§ STATED TASK
Find the word "image" in the data. Return every line where it appears.

########################################

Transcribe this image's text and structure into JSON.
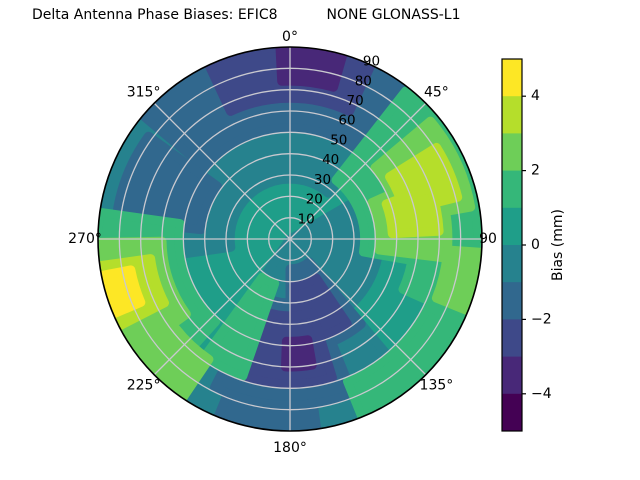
{
  "chart_data": {
    "type": "polar_contour",
    "title": "Delta Antenna Phase Biases: EFIC8           NONE GLONASS-L1",
    "projection": "azimuth clockwise from North (0° top), radial axis 0-90",
    "angular_ticks": [
      {
        "angle": 0,
        "label": "0°"
      },
      {
        "angle": 45,
        "label": "45°"
      },
      {
        "angle": 90,
        "label": "90"
      },
      {
        "angle": 135,
        "label": "135°"
      },
      {
        "angle": 180,
        "label": "180°"
      },
      {
        "angle": 225,
        "label": "225°"
      },
      {
        "angle": 270,
        "label": "270°"
      },
      {
        "angle": 315,
        "label": "315°"
      }
    ],
    "radial_ticks": [
      10,
      20,
      30,
      40,
      50,
      60,
      70,
      80,
      90
    ],
    "colorbar": {
      "label": "Bias (mm)",
      "range": [
        -5,
        5
      ],
      "n_levels": 10,
      "ticks": [
        4,
        2,
        0,
        -2,
        -4
      ],
      "tick_labels": [
        "4",
        "2",
        "0",
        "−2",
        "−4"
      ],
      "colors_low_to_high": [
        "#440154",
        "#482878",
        "#3e4989",
        "#31688e",
        "#26828e",
        "#1f9e89",
        "#35b779",
        "#6ece58",
        "#b5de2b",
        "#fde725"
      ]
    },
    "background_bias_mid": 0.5,
    "regions": [
      {
        "name": "upper-band-teal-blue",
        "bias_mid": -0.5,
        "az": [
          262,
          400
        ],
        "r": [
          28,
          90
        ]
      },
      {
        "name": "center-right-teal-blue",
        "bias_mid": -0.5,
        "az": [
          60,
          160
        ],
        "r": [
          0,
          42
        ]
      },
      {
        "name": "bottom-teal-blue",
        "bias_mid": -0.5,
        "az": [
          140,
          215
        ],
        "r": [
          0,
          88
        ]
      },
      {
        "name": "top-blue-band",
        "bias_mid": -1.5,
        "az": [
          310,
          407
        ],
        "r": [
          52,
          90
        ]
      },
      {
        "name": "left-blue-patch",
        "bias_mid": -1.5,
        "az": [
          276,
          306
        ],
        "r": [
          42,
          82
        ]
      },
      {
        "name": "bottom-blue-upper",
        "bias_mid": -1.5,
        "az": [
          140,
          180
        ],
        "r": [
          14,
          52
        ]
      },
      {
        "name": "bottom-blue-lower",
        "bias_mid": -1.5,
        "az": [
          158,
          207
        ],
        "r": [
          30,
          78
        ]
      },
      {
        "name": "bottom-edge-blue-arc",
        "bias_mid": -1.5,
        "az": [
          172,
          202
        ],
        "r": [
          78,
          90
        ]
      },
      {
        "name": "top-indigo-arc",
        "bias_mid": -2.5,
        "az": [
          335,
          385
        ],
        "r": [
          66,
          90
        ]
      },
      {
        "name": "bottom-indigo-upper",
        "bias_mid": -2.5,
        "az": [
          146,
          176
        ],
        "r": [
          22,
          48
        ]
      },
      {
        "name": "bottom-indigo-lower",
        "bias_mid": -2.5,
        "az": [
          163,
          199
        ],
        "r": [
          36,
          68
        ]
      },
      {
        "name": "top-purple-blob",
        "bias_mid": -3.5,
        "az": [
          357,
          376
        ],
        "r": [
          74,
          90
        ]
      },
      {
        "name": "bottom-purple-spot",
        "bias_mid": -3.5,
        "az": [
          170,
          182
        ],
        "r": [
          48,
          60
        ]
      },
      {
        "name": "upper-right-green",
        "bias_mid": 1.5,
        "az": [
          38,
          100
        ],
        "r": [
          35,
          88
        ]
      },
      {
        "name": "right-edge-green",
        "bias_mid": 1.5,
        "az": [
          92,
          114
        ],
        "r": [
          58,
          90
        ]
      },
      {
        "name": "left-edge-green-band",
        "bias_mid": 1.5,
        "az": [
          222,
          278
        ],
        "r": [
          52,
          90
        ]
      },
      {
        "name": "lower-left-green-finger",
        "bias_mid": 1.5,
        "az": [
          199,
          216
        ],
        "r": [
          22,
          68
        ]
      },
      {
        "name": "bottom-right-edge-green",
        "bias_mid": 1.5,
        "az": [
          116,
          158
        ],
        "r": [
          72,
          90
        ]
      },
      {
        "name": "upper-right-bright-a",
        "bias_mid": 2.5,
        "az": [
          50,
          80
        ],
        "r": [
          52,
          86
        ]
      },
      {
        "name": "upper-right-bright-b",
        "bias_mid": 2.5,
        "az": [
          66,
          97
        ],
        "r": [
          42,
          74
        ]
      },
      {
        "name": "left-bright-band",
        "bias_mid": 2.5,
        "az": [
          234,
          269
        ],
        "r": [
          60,
          90
        ]
      },
      {
        "name": "lower-left-bright-patch",
        "bias_mid": 2.5,
        "az": [
          214,
          232
        ],
        "r": [
          68,
          90
        ]
      },
      {
        "name": "right-edge-bright-patch",
        "bias_mid": 2.5,
        "az": [
          94,
          112
        ],
        "r": [
          74,
          90
        ]
      },
      {
        "name": "upper-right-yellowgreen-a",
        "bias_mid": 3.5,
        "az": [
          58,
          76
        ],
        "r": [
          55,
          81
        ]
      },
      {
        "name": "upper-right-yellowgreen-b",
        "bias_mid": 3.5,
        "az": [
          70,
          87
        ],
        "r": [
          48,
          70
        ]
      },
      {
        "name": "left-yellowgreen-band",
        "bias_mid": 3.5,
        "az": [
          243,
          262
        ],
        "r": [
          66,
          90
        ]
      },
      {
        "name": "left-yellow-sliver",
        "bias_mid": 4.5,
        "az": [
          247,
          259
        ],
        "r": [
          76,
          90
        ]
      }
    ]
  }
}
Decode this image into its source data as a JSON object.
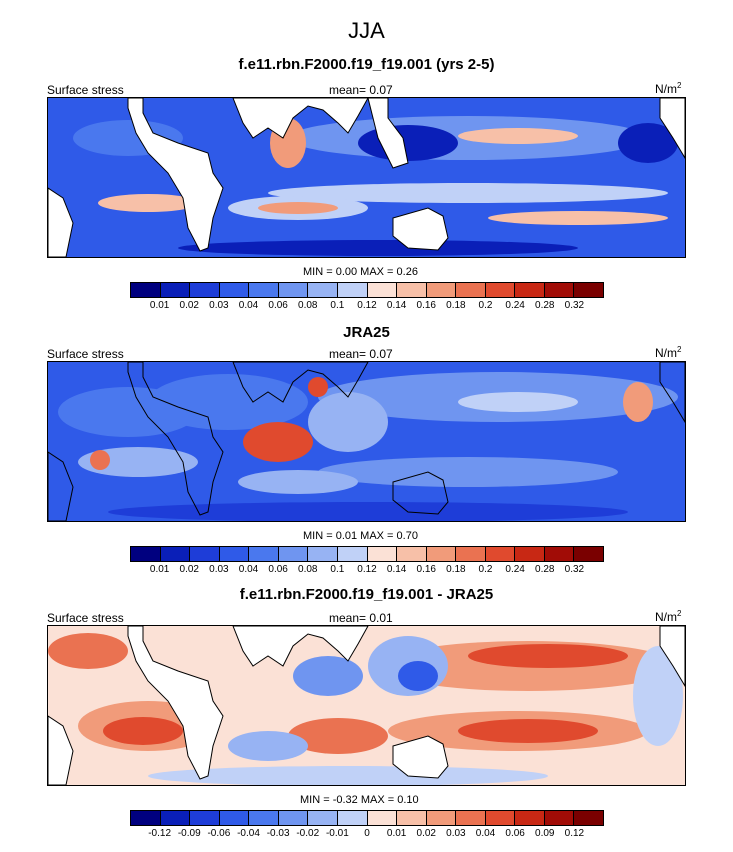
{
  "figure_title": "JJA",
  "panels": [
    {
      "title": "f.e11.rbn.F2000.f19_f19.001 (yrs 2-5)",
      "left_label": "Surface stress",
      "mean_label": "mean=   0.07",
      "units_base": "N/m",
      "units_sup": "2",
      "minmax": "MIN =   0.00 MAX =   0.26",
      "colorbar_labels": [
        "0.01",
        "0.02",
        "0.03",
        "0.04",
        "0.06",
        "0.08",
        "0.1",
        "0.12",
        "0.14",
        "0.16",
        "0.18",
        "0.2",
        "0.24",
        "0.28",
        "0.32"
      ],
      "colorbar_colors": [
        "#00007f",
        "#0a1fb8",
        "#1e3dd8",
        "#2f5ae8",
        "#4a78ee",
        "#6f95f0",
        "#97b3f3",
        "#c0d1f7",
        "#fbe1d6",
        "#f7c0a8",
        "#f19b7a",
        "#ea7251",
        "#e04a2e",
        "#c82814",
        "#a10c06",
        "#7a0000"
      ]
    },
    {
      "title": "JRA25",
      "left_label": "Surface stress",
      "mean_label": "mean=   0.07",
      "units_base": "N/m",
      "units_sup": "2",
      "minmax": "MIN =   0.01 MAX =   0.70",
      "colorbar_labels": [
        "0.01",
        "0.02",
        "0.03",
        "0.04",
        "0.06",
        "0.08",
        "0.1",
        "0.12",
        "0.14",
        "0.16",
        "0.18",
        "0.2",
        "0.24",
        "0.28",
        "0.32"
      ],
      "colorbar_colors": [
        "#00007f",
        "#0a1fb8",
        "#1e3dd8",
        "#2f5ae8",
        "#4a78ee",
        "#6f95f0",
        "#97b3f3",
        "#c0d1f7",
        "#fbe1d6",
        "#f7c0a8",
        "#f19b7a",
        "#ea7251",
        "#e04a2e",
        "#c82814",
        "#a10c06",
        "#7a0000"
      ]
    },
    {
      "title": "f.e11.rbn.F2000.f19_f19.001 - JRA25",
      "left_label": "Surface stress",
      "mean_label": "mean=   0.01",
      "units_base": "N/m",
      "units_sup": "2",
      "minmax": "MIN =  -0.32 MAX =   0.10",
      "colorbar_labels": [
        "-0.12",
        "-0.09",
        "-0.06",
        "-0.04",
        "-0.03",
        "-0.02",
        "-0.01",
        "0",
        "0.01",
        "0.02",
        "0.03",
        "0.04",
        "0.06",
        "0.09",
        "0.12"
      ],
      "colorbar_colors": [
        "#00007f",
        "#0a1fb8",
        "#1e3dd8",
        "#2f5ae8",
        "#4a78ee",
        "#6f95f0",
        "#97b3f3",
        "#c0d1f7",
        "#fbe1d6",
        "#f7c0a8",
        "#f19b7a",
        "#ea7251",
        "#e04a2e",
        "#c82814",
        "#a10c06",
        "#7a0000"
      ]
    }
  ],
  "colors": {
    "land": "#ffffff",
    "ocean_mid": "#4a78ee",
    "coast": "#000000"
  }
}
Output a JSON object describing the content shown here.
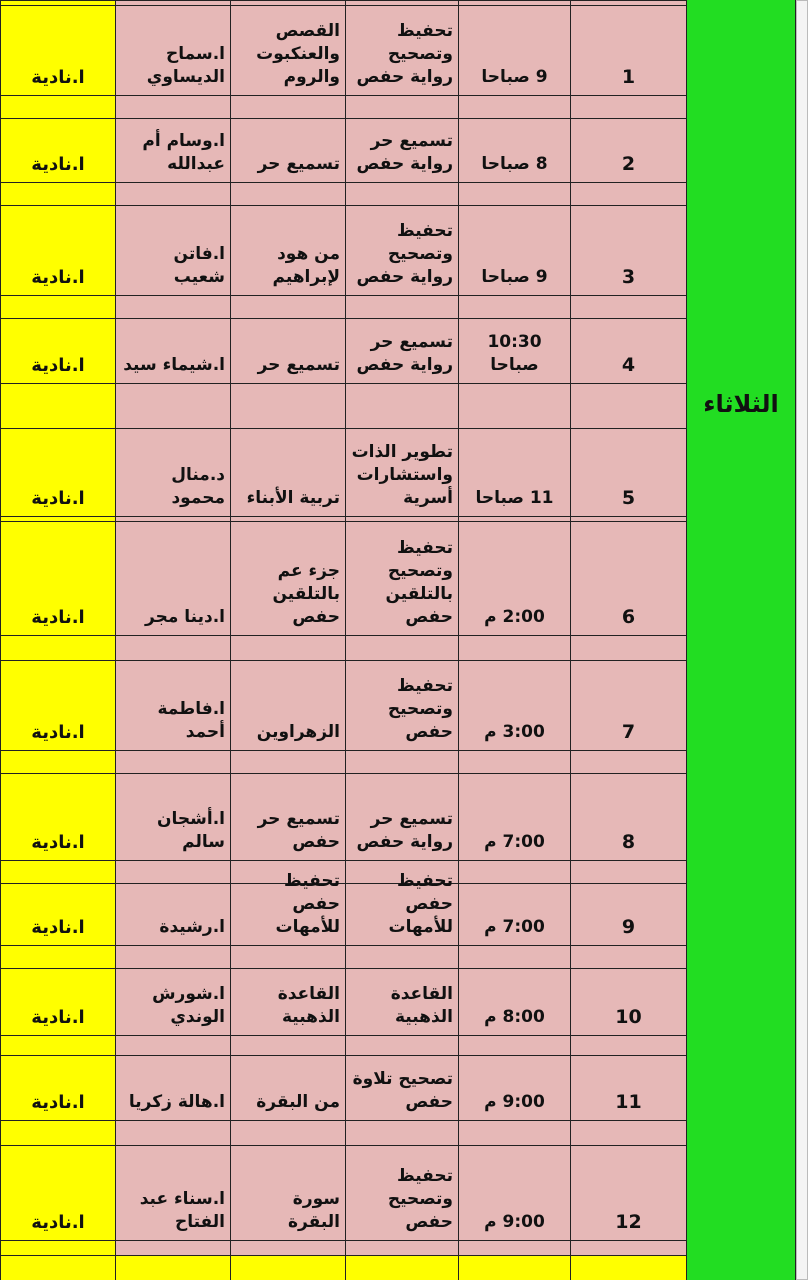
{
  "day": "الثلاثاء",
  "rows": [
    {
      "number": "1",
      "time": "9 صباحا",
      "type": "تحفيظ\nوتصحيح\nرواية حفص",
      "content": "القصص\nوالعنكبوت\nوالروم",
      "teacher": "ا.سماح\nالديساوي",
      "supervisor": "ا.نادية"
    },
    {
      "number": "2",
      "time": "8 صباحا",
      "type": "تسميع حر\nرواية حفص",
      "content": "تسميع حر",
      "teacher": "ا.وسام أم\nعبدالله",
      "supervisor": "ا.نادية"
    },
    {
      "number": "3",
      "time": "9 صباحا",
      "type": "تحفيظ\nوتصحيح\nرواية حفص",
      "content": "من هود\nلإبراهيم",
      "teacher": "ا.فاتن شعيب",
      "supervisor": "ا.نادية"
    },
    {
      "number": "4",
      "time": "10:30\nصباحا",
      "type": "تسميع حر\nرواية حفص",
      "content": "تسميع حر",
      "teacher": "ا.شيماء سيد",
      "supervisor": "ا.نادية"
    },
    {
      "number": "5",
      "time": "11 صباحا",
      "type": "تطوير الذات\nواستشارات\nأسرية",
      "content": "تربية الأبناء",
      "teacher": "د.منال\nمحمود",
      "supervisor": "ا.نادية"
    },
    {
      "number": "6",
      "time": "2:00 م",
      "type": "تحفيظ\nوتصحيح\nبالتلقين\nحفص",
      "content": "جزء عم\nبالتلقين\nحفص",
      "teacher": "ا.دينا مجر",
      "supervisor": "ا.نادية"
    },
    {
      "number": "7",
      "time": "3:00 م",
      "type": "تحفيظ\nوتصحيح\nحفص",
      "content": "الزهراوين",
      "teacher": "ا.فاطمة أحمد",
      "supervisor": "ا.نادية"
    },
    {
      "number": "8",
      "time": "7:00 م",
      "type": "تسميع حر\nرواية حفص",
      "content": "تسميع حر\nحفص",
      "teacher": "ا.أشجان سالم",
      "supervisor": "ا.نادية"
    },
    {
      "number": "9",
      "time": "7:00 م",
      "type": "تحفيظ حفص\nللأمهات",
      "content": "تحفيظ حفص\nللأمهات",
      "teacher": "ا.رشيدة",
      "supervisor": "ا.نادية"
    },
    {
      "number": "10",
      "time": "8:00 م",
      "type": "القاعدة\nالذهبية",
      "content": "القاعدة\nالذهبية",
      "teacher": "ا.شورش\nالوندي",
      "supervisor": "ا.نادية"
    },
    {
      "number": "11",
      "time": "9:00 م",
      "type": "تصحيح تلاوة\nحفص",
      "content": "من البقرة",
      "teacher": "ا.هالة زكريا",
      "supervisor": "ا.نادية"
    },
    {
      "number": "12",
      "time": "9:00 م",
      "type": "تحفيظ\nوتصحيح\nحفص",
      "content": "سورة البقرة",
      "teacher": "ا.سناء عبد\nالفتاح",
      "supervisor": "ا.نادية"
    }
  ]
}
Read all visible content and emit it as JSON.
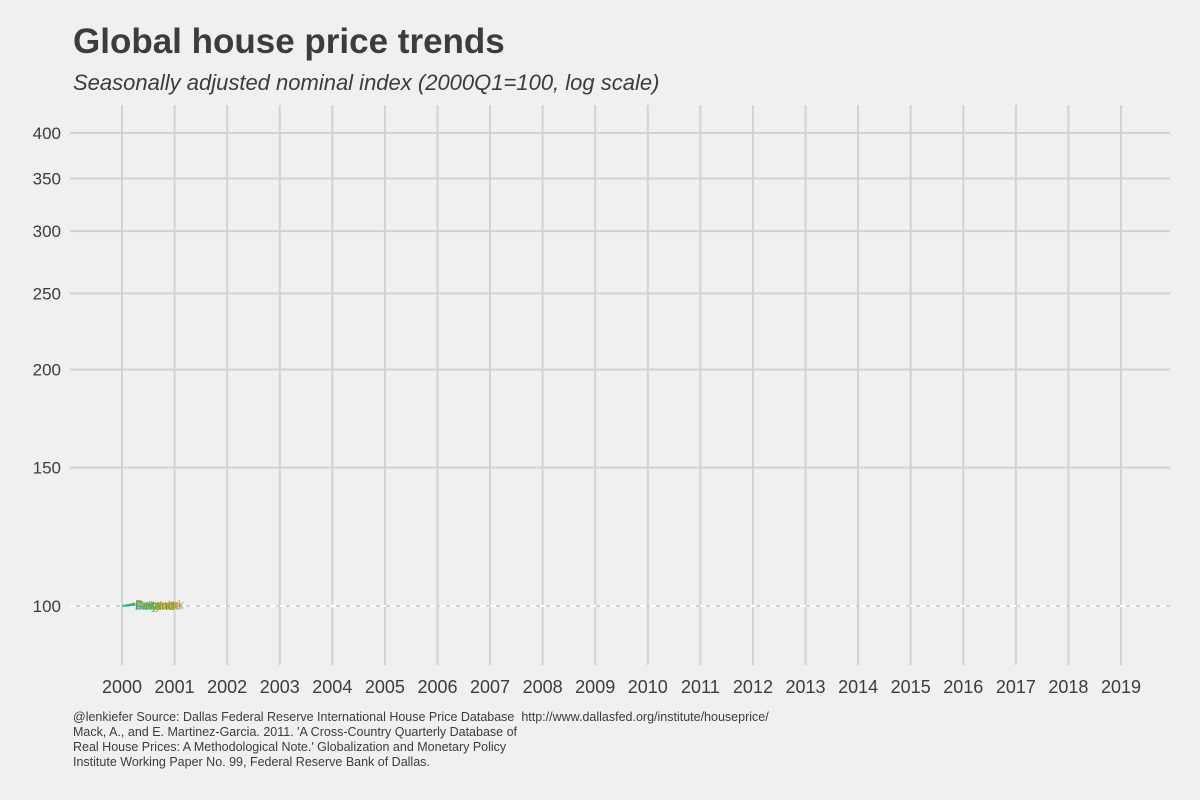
{
  "chart_data": {
    "type": "line",
    "title": "Global house price trends",
    "subtitle": "Seasonally adjusted nominal index (2000Q1=100, log scale)",
    "xlabel": "",
    "ylabel": "",
    "x_ticks": [
      "2000",
      "2001",
      "2002",
      "2003",
      "2004",
      "2005",
      "2006",
      "2007",
      "2008",
      "2009",
      "2010",
      "2011",
      "2012",
      "2013",
      "2014",
      "2015",
      "2016",
      "2017",
      "2018",
      "2019"
    ],
    "y_ticks": [
      100,
      150,
      200,
      250,
      300,
      350,
      400
    ],
    "y_scale": "log",
    "xlim": [
      2000,
      2019
    ],
    "ylim": [
      100,
      400
    ],
    "reference_line": {
      "y": 100,
      "style": "dashed"
    },
    "grid": true,
    "legend": "none",
    "series": [
      {
        "name": "Australia",
        "color": "#c77cff",
        "x": [
          2000.0,
          2000.25
        ],
        "y": [
          100,
          100.5
        ]
      },
      {
        "name": "Canada",
        "color": "#f8766d",
        "x": [
          2000.0,
          2000.25
        ],
        "y": [
          100,
          100.6
        ]
      },
      {
        "name": "Belgium",
        "color": "#e58700",
        "x": [
          2000.0,
          2000.25
        ],
        "y": [
          100,
          100.4
        ]
      },
      {
        "name": "Denmark",
        "color": "#a3a500",
        "x": [
          2000.0,
          2000.25
        ],
        "y": [
          100,
          100.8
        ]
      },
      {
        "name": "Finland",
        "color": "#39b600",
        "x": [
          2000.0,
          2000.25
        ],
        "y": [
          100,
          100.3
        ]
      },
      {
        "name": "Italy",
        "color": "#00bfc4",
        "x": [
          2000.0,
          2000.25
        ],
        "y": [
          100,
          100.5
        ]
      }
    ],
    "caption_lines": [
      "@lenkiefer Source: Dallas Federal Reserve International House Price Database  http://www.dallasfed.org/institute/houseprice/",
      "Mack, A., and E. Martinez-Garcia. 2011. 'A Cross-Country Quarterly Database of",
      "Real House Prices: A Methodological Note.' Globalization and Monetary Policy",
      "Institute Working Paper No. 99, Federal Reserve Bank of Dallas."
    ]
  }
}
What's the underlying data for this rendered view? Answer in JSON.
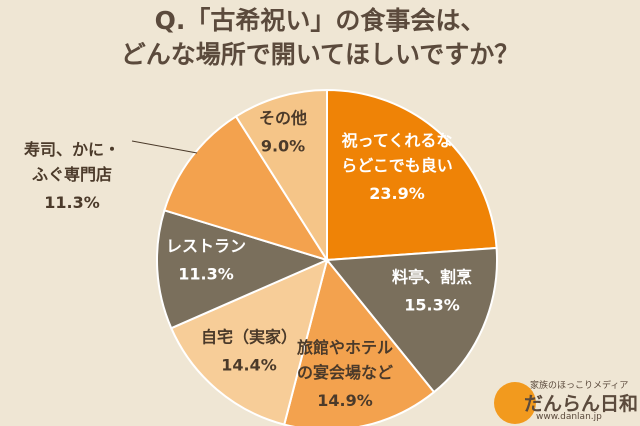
{
  "title_lines": [
    "Q.「古希祝い」の食事会は、",
    "どんな場所で開いてほしいですか？"
  ],
  "chart_data": {
    "type": "pie",
    "title": "Q.「古希祝い」の食事会は、どんな場所で開いてほしいですか？",
    "slices": [
      {
        "label_lines": [
          "祝ってくれるな",
          "らどこでも良い"
        ],
        "value": 23.9,
        "value_label": "23.9%",
        "color": "#ef8306",
        "text_color": "#ffffff"
      },
      {
        "label_lines": [
          "料亭、割烹"
        ],
        "value": 15.3,
        "value_label": "15.3%",
        "color": "#7a6f5c",
        "text_color": "#ffffff"
      },
      {
        "label_lines": [
          "旅館やホテル",
          "の宴会場など"
        ],
        "value": 14.9,
        "value_label": "14.9%",
        "color": "#f3a24e",
        "text_color": "#4b3a2a"
      },
      {
        "label_lines": [
          "自宅（実家）"
        ],
        "value": 14.4,
        "value_label": "14.4%",
        "color": "#f7cd98",
        "text_color": "#4b3a2a"
      },
      {
        "label_lines": [
          "レストラン"
        ],
        "value": 11.3,
        "value_label": "11.3%",
        "color": "#7a6f5c",
        "text_color": "#ffffff"
      },
      {
        "label_lines": [
          "寿司、かに・",
          "ふぐ専門店"
        ],
        "value": 11.3,
        "value_label": "11.3%",
        "color": "#f3a24e",
        "text_color": "#4b3a2a"
      },
      {
        "label_lines": [
          "その他"
        ],
        "value": 9.0,
        "value_label": "9.0%",
        "color": "#f5c588",
        "text_color": "#4b3a2a"
      }
    ]
  },
  "logo": {
    "tagline": "家族のほっこりメディア",
    "name": "だんらん日和",
    "url": "www.danlan.jp"
  }
}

########################################

§ WRITTEN ANSWER
Transcribe this image's text and structure into JSON.
Decode this image into its source data as a JSON object.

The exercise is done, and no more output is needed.